What is asked
Extract every line where the string "وعنه" appears.

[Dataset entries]
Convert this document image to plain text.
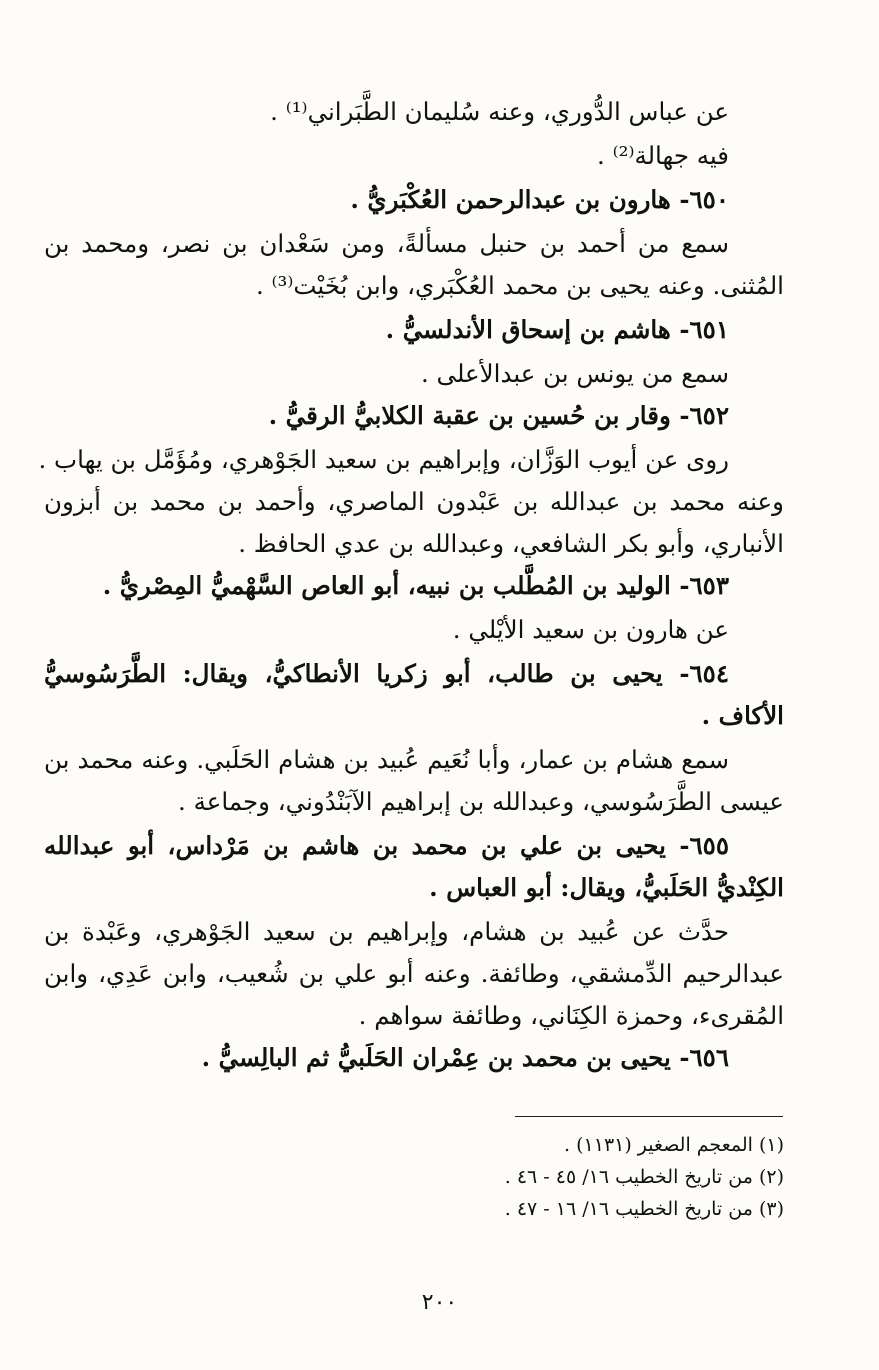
عن عباس الدُّوري، وعنه سُليمان الطَّبَراني⁽¹⁾ .
فيه جهالة⁽²⁾ .
٦٥٠- هارون بن عبدالرحمن العُكْبَريُّ .
سمع من أحمد بن حنبل مسألةً، ومن سَعْدان بن نصر، ومحمد بن
المُثنى. وعنه يحيى بن محمد العُكْبَري، وابن بُخَيْت⁽³⁾ .
٦٥١- هاشم بن إسحاق الأندلسيُّ .
سمع من يونس بن عبدالأعلى .
٦٥٢- وقار بن حُسين بن عقبة الكلابيُّ الرقيُّ .
روى عن أيوب الوَزَّان، وإبراهيم بن سعيد الجَوْهري، ومُؤَمَّل بن يهاب .
وعنه محمد بن عبدالله بن عَبْدون الماصري، وأحمد بن محمد بن أبزون
الأنباري، وأبو بكر الشافعي، وعبدالله بن عدي الحافظ .
٦٥٣- الوليد بن المُطَّلب بن نبيه، أبو العاص السَّهْميُّ المِصْريُّ .
عن هارون بن سعيد الأيْلي .
٦٥٤- يحيى بن طالب، أبو زكريا الأنطاكيُّ، ويقال: الطَّرَسُوسيُّ
الأكاف .
سمع هشام بن عمار، وأبا نُعَيم عُبيد بن هشام الحَلَبي. وعنه محمد بن
عيسى الطَّرَسُوسي، وعبدالله بن إبراهيم الآبَنْدُوني، وجماعة .
٦٥٥- يحيى بن علي بن محمد بن هاشم بن مَرْداس، أبو عبدالله
الكِنْديُّ الحَلَبيُّ، ويقال: أبو العباس .
حدَّث عن عُبيد بن هشام، وإبراهيم بن سعيد الجَوْهري، وعَبْدة بن
عبدالرحيم الدِّمشقي، وطائفة. وعنه أبو علي بن شُعيب، وابن عَدِي، وابن
المُقرىء، وحمزة الكِنَاني، وطائفة سواهم .
٦٥٦- يحيى بن محمد بن عِمْران الحَلَبيُّ ثم البالِسيُّ .
(١) المعجم الصغير (١١٣١) .
(٢) من تاريخ الخطيب ١٦/ ٤٥ - ٤٦ .
(٣) من تاريخ الخطيب ١٦/ ١٦ - ٤٧ .
٢٠٠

Task result
عن عباس الدُّوري، وعنه سُليمان الطَّبَراني⁽¹⁾ .
المُثنى. وعنه يحيى بن محمد العُكْبَري، وابن بُخَيْت⁽³⁾ .
وعنه محمد بن عبدالله بن عَبْدون الماصري، وأحمد بن محمد بن أبزون
سمع هشام بن عمار، وأبا نُعَيم عُبيد بن هشام الحَلَبي. وعنه محمد بن
عبدالرحيم الدِّمشقي، وطائفة. وعنه أبو علي بن شُعيب، وابن عَدِي، وابن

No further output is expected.